Pull every line containing "structured" out of the material below.

▶ **Task input**
==================================================
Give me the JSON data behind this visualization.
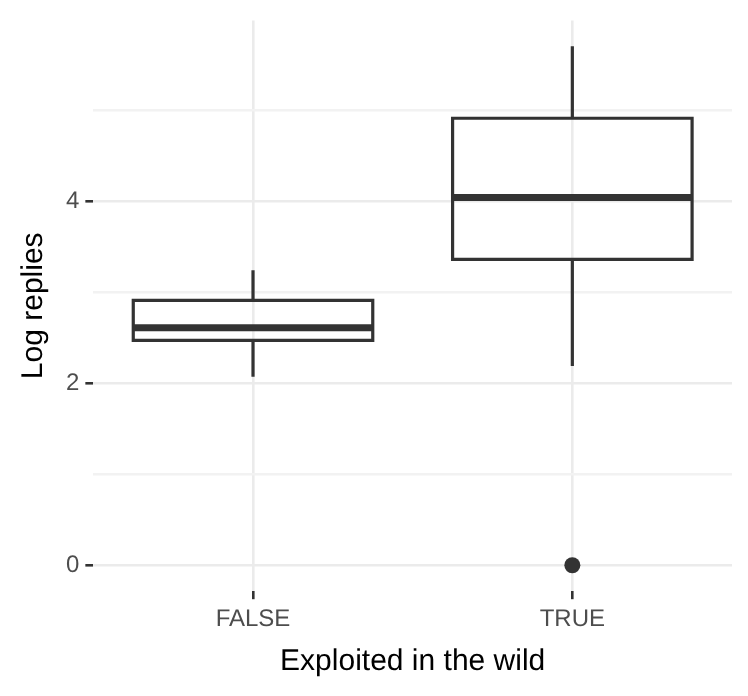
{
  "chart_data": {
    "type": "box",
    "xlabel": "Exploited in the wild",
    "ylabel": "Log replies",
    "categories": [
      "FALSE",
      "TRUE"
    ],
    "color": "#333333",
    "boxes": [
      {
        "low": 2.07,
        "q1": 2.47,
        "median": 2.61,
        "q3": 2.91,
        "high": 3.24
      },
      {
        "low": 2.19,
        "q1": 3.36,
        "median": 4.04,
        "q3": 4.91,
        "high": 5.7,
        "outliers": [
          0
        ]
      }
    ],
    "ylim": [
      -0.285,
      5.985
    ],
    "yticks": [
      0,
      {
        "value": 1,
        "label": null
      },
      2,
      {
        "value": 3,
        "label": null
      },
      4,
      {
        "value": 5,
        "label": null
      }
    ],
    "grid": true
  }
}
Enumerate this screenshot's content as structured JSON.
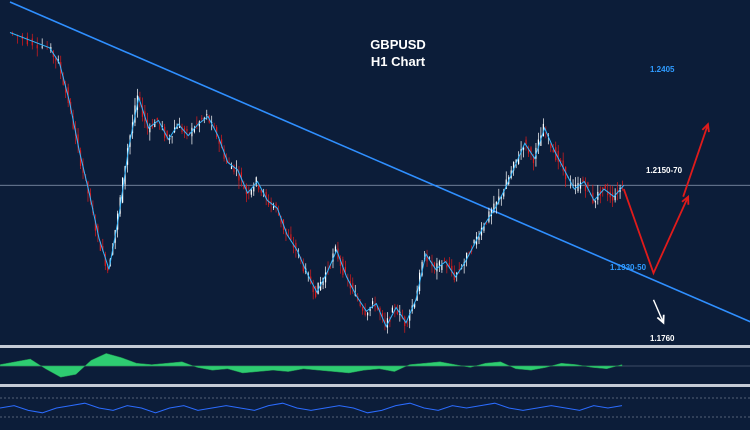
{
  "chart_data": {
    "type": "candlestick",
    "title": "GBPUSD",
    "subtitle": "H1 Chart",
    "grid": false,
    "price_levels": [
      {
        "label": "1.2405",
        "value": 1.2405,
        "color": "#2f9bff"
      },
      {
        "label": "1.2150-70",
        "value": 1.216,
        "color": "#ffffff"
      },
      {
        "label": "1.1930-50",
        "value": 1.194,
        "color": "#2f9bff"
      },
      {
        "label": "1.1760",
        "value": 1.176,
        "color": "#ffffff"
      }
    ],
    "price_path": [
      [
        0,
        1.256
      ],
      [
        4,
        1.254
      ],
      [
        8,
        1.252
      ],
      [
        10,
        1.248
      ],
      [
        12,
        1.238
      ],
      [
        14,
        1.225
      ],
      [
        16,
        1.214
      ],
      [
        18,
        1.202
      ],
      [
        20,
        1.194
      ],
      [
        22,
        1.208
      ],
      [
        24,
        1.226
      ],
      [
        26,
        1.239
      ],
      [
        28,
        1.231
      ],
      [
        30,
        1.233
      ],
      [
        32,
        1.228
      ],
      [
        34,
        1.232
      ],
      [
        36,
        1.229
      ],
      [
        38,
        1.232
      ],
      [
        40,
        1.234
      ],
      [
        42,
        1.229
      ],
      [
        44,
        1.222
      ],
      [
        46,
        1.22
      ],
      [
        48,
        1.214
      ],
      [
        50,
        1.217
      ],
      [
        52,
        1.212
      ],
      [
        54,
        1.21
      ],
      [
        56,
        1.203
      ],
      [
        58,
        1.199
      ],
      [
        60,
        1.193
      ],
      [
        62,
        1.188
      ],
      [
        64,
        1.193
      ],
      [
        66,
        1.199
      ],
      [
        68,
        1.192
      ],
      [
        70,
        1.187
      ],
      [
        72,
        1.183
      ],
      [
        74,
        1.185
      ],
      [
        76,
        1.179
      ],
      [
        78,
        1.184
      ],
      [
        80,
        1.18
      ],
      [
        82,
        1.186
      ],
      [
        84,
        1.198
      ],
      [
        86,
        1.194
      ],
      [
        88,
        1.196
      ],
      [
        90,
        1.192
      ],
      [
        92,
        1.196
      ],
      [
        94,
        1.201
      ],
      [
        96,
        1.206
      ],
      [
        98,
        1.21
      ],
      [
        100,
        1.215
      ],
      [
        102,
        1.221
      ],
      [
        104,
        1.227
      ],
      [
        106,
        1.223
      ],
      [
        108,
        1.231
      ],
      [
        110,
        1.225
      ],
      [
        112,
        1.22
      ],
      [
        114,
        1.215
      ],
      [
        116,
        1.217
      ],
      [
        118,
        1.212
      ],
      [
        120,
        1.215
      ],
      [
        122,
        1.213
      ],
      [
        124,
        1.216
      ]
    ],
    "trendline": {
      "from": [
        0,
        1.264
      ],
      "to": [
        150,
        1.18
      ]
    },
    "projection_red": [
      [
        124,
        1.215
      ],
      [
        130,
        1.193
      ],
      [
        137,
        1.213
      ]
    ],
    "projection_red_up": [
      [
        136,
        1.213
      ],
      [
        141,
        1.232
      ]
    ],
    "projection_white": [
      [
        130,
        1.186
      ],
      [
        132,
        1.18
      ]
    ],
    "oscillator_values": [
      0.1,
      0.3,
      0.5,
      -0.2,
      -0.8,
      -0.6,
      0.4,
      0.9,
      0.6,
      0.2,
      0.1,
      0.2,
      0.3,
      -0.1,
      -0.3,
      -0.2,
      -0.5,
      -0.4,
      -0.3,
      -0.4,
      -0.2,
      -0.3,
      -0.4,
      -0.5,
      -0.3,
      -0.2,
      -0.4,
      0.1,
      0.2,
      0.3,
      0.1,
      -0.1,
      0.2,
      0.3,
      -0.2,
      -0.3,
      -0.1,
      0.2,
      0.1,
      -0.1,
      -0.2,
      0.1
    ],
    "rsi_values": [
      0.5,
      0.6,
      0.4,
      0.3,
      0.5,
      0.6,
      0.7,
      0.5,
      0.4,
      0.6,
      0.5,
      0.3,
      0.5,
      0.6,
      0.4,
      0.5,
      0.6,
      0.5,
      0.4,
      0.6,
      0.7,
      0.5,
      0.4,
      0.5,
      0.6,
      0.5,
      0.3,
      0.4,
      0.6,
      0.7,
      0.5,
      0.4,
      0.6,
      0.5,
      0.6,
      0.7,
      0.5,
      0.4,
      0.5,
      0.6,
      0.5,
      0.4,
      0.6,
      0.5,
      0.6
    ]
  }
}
==================================================
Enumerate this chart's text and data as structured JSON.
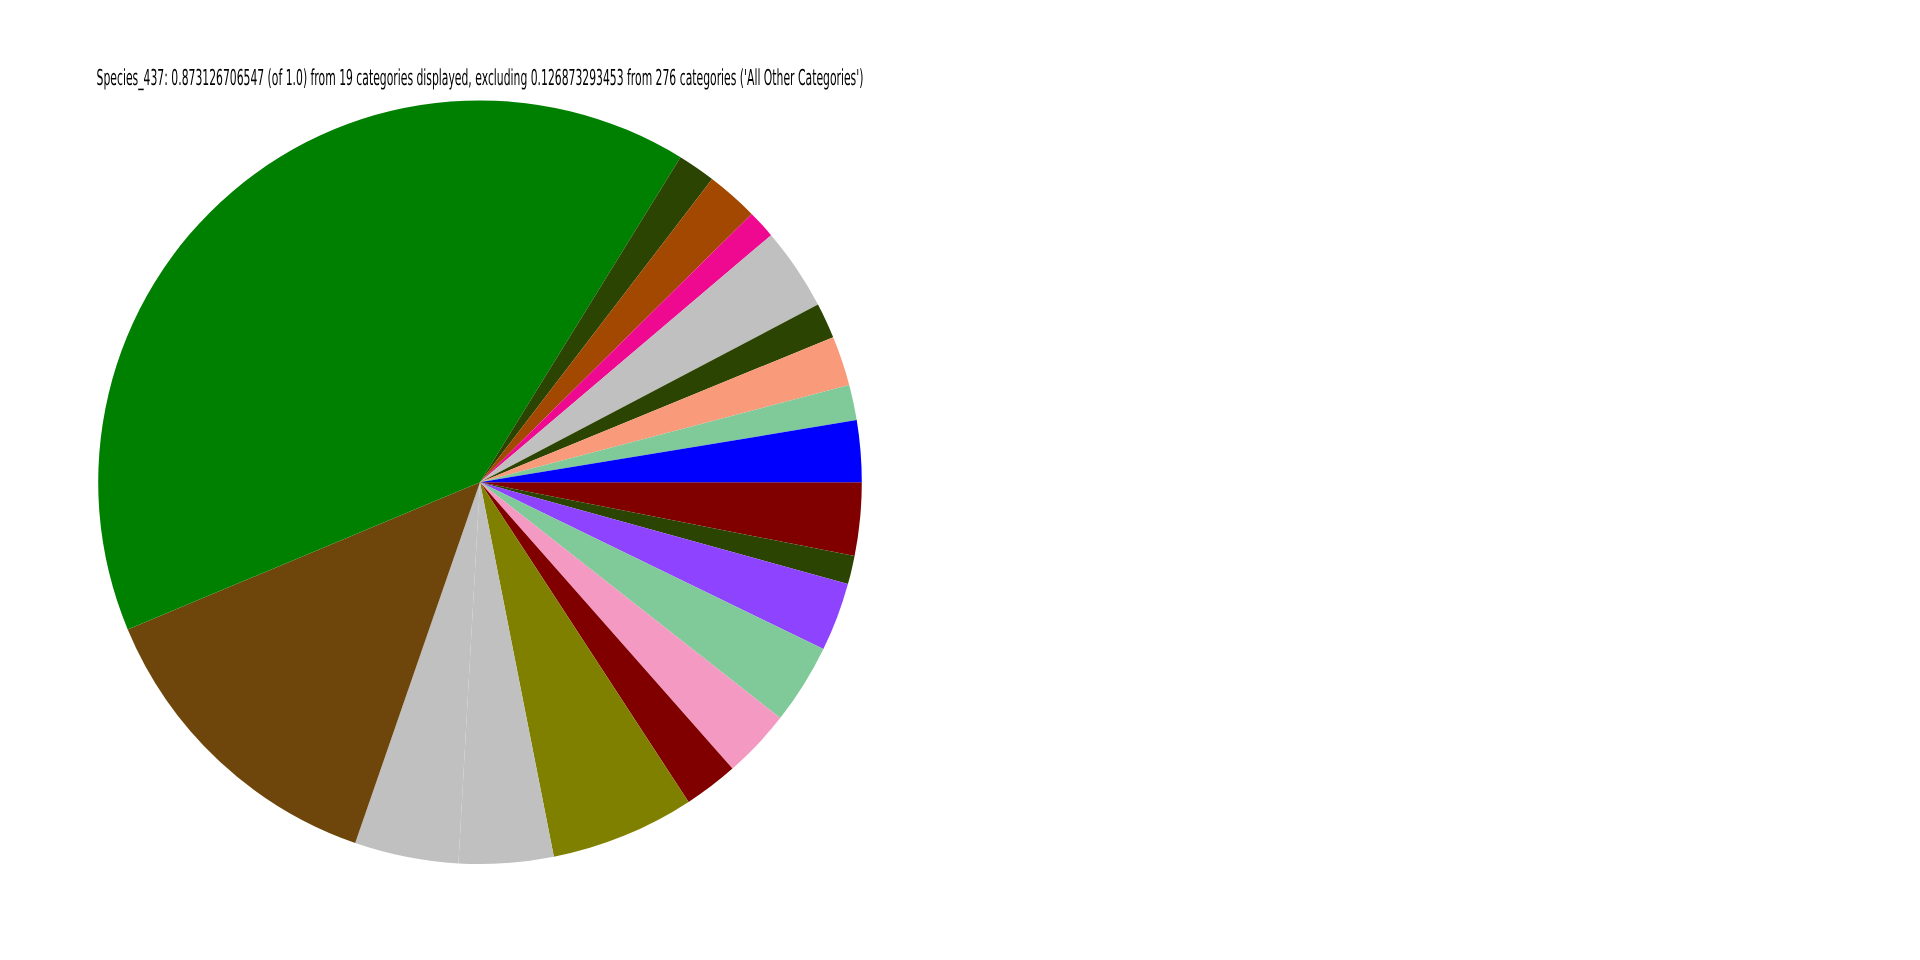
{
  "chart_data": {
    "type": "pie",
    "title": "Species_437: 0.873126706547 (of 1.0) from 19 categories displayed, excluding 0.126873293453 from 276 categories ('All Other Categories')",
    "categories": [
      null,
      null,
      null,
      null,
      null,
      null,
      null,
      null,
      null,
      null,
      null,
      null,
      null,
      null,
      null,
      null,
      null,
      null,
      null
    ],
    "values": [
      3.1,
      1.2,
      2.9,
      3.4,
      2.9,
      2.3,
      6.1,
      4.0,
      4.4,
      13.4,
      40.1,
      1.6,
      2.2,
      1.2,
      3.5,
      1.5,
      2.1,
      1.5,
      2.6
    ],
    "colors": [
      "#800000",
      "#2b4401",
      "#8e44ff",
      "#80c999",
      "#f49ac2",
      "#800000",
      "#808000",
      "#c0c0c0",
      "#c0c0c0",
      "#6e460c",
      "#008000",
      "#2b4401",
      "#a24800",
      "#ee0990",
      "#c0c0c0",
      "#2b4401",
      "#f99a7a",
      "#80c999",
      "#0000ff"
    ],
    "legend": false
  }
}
==================================================
▶ **Task output**
Enumerate this screenshot's content as structured JSON.
Enumerate this chart's text and data as structured JSON.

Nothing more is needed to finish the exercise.